* begin Records shown *

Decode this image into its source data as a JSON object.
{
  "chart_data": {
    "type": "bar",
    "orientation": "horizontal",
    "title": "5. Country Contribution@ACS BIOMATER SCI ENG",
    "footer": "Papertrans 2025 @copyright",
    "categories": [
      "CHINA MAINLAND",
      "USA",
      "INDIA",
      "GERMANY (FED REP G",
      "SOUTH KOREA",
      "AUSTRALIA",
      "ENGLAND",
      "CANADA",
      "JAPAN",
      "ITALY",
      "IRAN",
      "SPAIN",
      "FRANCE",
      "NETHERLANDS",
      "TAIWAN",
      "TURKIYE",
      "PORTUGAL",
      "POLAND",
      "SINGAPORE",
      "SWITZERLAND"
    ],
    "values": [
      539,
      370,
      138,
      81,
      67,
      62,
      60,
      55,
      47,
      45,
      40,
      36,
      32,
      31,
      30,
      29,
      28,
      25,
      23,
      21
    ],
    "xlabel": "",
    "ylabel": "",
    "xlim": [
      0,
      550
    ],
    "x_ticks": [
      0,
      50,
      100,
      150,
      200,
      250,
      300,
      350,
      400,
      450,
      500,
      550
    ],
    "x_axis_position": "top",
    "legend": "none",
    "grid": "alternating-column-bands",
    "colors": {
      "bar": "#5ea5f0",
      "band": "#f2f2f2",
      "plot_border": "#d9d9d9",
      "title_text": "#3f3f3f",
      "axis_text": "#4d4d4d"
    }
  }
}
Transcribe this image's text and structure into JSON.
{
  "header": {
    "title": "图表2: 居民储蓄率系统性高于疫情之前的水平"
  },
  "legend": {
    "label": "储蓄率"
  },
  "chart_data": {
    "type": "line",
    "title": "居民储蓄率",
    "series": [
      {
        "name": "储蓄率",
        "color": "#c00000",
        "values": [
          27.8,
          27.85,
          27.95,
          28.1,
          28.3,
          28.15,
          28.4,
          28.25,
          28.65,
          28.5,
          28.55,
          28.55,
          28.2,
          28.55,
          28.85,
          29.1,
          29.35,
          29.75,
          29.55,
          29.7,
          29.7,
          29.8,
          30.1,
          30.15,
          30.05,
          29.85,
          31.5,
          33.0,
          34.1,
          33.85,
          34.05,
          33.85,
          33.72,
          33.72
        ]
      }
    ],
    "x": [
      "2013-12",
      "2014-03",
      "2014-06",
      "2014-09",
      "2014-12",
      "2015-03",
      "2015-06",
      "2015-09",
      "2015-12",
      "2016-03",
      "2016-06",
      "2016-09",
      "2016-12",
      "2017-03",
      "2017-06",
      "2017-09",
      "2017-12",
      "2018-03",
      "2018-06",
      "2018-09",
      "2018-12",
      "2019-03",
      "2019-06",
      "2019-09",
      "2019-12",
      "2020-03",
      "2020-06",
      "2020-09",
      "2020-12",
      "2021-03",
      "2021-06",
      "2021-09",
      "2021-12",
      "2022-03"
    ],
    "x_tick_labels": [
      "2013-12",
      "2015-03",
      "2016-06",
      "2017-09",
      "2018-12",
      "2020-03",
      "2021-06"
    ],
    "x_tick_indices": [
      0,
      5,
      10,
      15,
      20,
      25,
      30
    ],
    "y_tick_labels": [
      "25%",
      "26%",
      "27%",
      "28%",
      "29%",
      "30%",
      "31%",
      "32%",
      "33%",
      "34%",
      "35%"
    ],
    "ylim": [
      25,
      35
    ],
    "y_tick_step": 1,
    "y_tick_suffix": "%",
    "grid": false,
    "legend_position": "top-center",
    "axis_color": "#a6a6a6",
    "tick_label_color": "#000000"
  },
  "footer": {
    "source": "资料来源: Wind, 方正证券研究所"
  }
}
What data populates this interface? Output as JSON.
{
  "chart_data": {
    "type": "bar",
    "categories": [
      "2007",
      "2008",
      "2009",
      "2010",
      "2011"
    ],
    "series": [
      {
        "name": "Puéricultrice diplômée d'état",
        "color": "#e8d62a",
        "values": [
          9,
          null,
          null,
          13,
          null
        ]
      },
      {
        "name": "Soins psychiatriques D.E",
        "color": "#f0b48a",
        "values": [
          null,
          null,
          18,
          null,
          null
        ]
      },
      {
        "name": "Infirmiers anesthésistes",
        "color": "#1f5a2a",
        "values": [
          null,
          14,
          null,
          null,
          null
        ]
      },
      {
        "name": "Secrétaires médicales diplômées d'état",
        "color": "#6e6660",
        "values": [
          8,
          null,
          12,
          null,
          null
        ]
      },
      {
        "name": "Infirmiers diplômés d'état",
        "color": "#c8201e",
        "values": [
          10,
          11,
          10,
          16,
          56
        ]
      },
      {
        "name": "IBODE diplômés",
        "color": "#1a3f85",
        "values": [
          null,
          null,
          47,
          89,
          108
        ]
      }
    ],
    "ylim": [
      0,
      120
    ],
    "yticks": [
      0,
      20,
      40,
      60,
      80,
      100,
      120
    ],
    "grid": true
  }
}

* end Records shown *

Exercise goal | Every entry must be quoted exactly as it appears above.

Task result |
Decode this image into its source data as a JSON object.
{
  "chart_data": {
    "type": "bar",
    "orientation": "horizontal",
    "title": "5. Country Contribution@ACS BIOMATER SCI ENG",
    "footer": "Papertrans 2025 @copyright",
    "categories": [
      "CHINA MAINLAND",
      "USA",
      "INDIA",
      "GERMANY (FED REP G",
      "SOUTH KOREA",
      "AUSTRALIA",
      "ENGLAND",
      "CANADA",
      "JAPAN",
      "ITALY",
      "IRAN",
      "SPAIN",
      "FRANCE",
      "NETHERLANDS",
      "TAIWAN",
      "TURKIYE",
      "PORTUGAL",
      "POLAND",
      "SINGAPORE",
      "SWITZERLAND"
    ],
    "values": [
      539,
      370,
      138,
      81,
      67,
      62,
      60,
      55,
      47,
      45,
      40,
      36,
      32,
      31,
      30,
      29,
      28,
      25,
      23,
      21
    ],
    "xlabel": "",
    "ylabel": "",
    "xlim": [
      0,
      550
    ],
    "x_ticks": [
      0,
      50,
      100,
      150,
      200,
      250,
      300,
      350,
      400,
      450,
      500,
      550
    ],
    "x_axis_position": "top",
    "legend": "none",
    "grid": "alternating-column-bands",
    "colors": {
      "bar": "#5ea5f0",
      "band": "#f2f2f2",
      "plot_border": "#d9d9d9",
      "title_text": "#3f3f3f",
      "axis_text": "#4d4d4d"
    }
  }
}
Transcribe this image's text and structure into JSON.
{
  "header": {
    "title": "图表2: 居民储蓄率系统性高于疫情之前的水平"
  },
  "legend": {
    "label": "储蓄率"
  },
  "chart_data": {
    "type": "line",
    "title": "居民储蓄率",
    "series": [
      {
        "name": "储蓄率",
        "color": "#c00000",
        "values": [
          27.8,
          27.85,
          27.95,
          28.1,
          28.3,
          28.15,
          28.4,
          28.25,
          28.65,
          28.5,
          28.55,
          28.55,
          28.2,
          28.55,
          28.85,
          29.1,
          29.35,
          29.75,
          29.55,
          29.7,
          29.7,
          29.8,
          30.1,
          30.15,
          30.05,
          29.85,
          31.5,
          33.0,
          34.1,
          33.85,
          34.05,
          33.85,
          33.72,
          33.72
        ]
      }
    ],
    "x": [
      "2013-12",
      "2014-03",
      "2014-06",
      "2014-09",
      "2014-12",
      "2015-03",
      "2015-06",
      "2015-09",
      "2015-12",
      "2016-03",
      "2016-06",
      "2016-09",
      "2016-12",
      "2017-03",
      "2017-06",
      "2017-09",
      "2017-12",
      "2018-03",
      "2018-06",
      "2018-09",
      "2018-12",
      "2019-03",
      "2019-06",
      "2019-09",
      "2019-12",
      "2020-03",
      "2020-06",
      "2020-09",
      "2020-12",
      "2021-03",
      "2021-06",
      "2021-09",
      "2021-12",
      "2022-03"
    ],
    "x_tick_labels": [
      "2013-12",
      "2015-03",
      "2016-06",
      "2017-09",
      "2018-12",
      "2020-03",
      "2021-06"
    ],
    "x_tick_indices": [
      0,
      5,
      10,
      15,
      20,
      25,
      30
    ],
    "y_tick_labels": [
      "25%",
      "26%",
      "27%",
      "28%",
      "29%",
      "30%",
      "31%",
      "32%",
      "33%",
      "34%",
      "35%"
    ],
    "ylim": [
      25,
      35
    ],
    "y_tick_step": 1,
    "y_tick_suffix": "%",
    "grid": false,
    "legend_position": "top-center",
    "axis_color": "#a6a6a6",
    "tick_label_color": "#000000"
  },
  "footer": {
    "source": "资料来源: Wind, 方正证券研究所"
  }
}
What data populates this interface? Output as JSON.
{
  "chart_data": {
    "type": "bar",
    "categories": [
      "2007",
      "2008",
      "2009",
      "2010",
      "2011"
    ],
    "series": [
      {
        "name": "Puéricultrice diplômée d'état",
        "color": "#e8d62a",
        "values": [
          9,
          null,
          null,
          13,
          null
        ]
      },
      {
        "name": "Soins psychiatriques D.E",
        "color": "#f0b48a",
        "values": [
          null,
          null,
          18,
          null,
          null
        ]
      },
      {
        "name": "Infirmiers anesthésistes",
        "color": "#1f5a2a",
        "values": [
          null,
          14,
          null,
          null,
          null
        ]
      },
      {
        "name": "Secrétaires médicales diplômées d'état",
        "color": "#6e6660",
        "values": [
          8,
          null,
          12,
          null,
          null
        ]
      },
      {
        "name": "Infirmiers diplômés d'état",
        "color": "#c8201e",
        "values": [
          10,
          11,
          10,
          16,
          56
        ]
      },
      {
        "name": "IBODE diplômés",
        "color": "#1a3f85",
        "values": [
          null,
          null,
          47,
          89,
          108
        ]
      }
    ],
    "ylim": [
      0,
      120
    ],
    "yticks": [
      0,
      20,
      40,
      60,
      80,
      100,
      120
    ],
    "grid": true
  }
}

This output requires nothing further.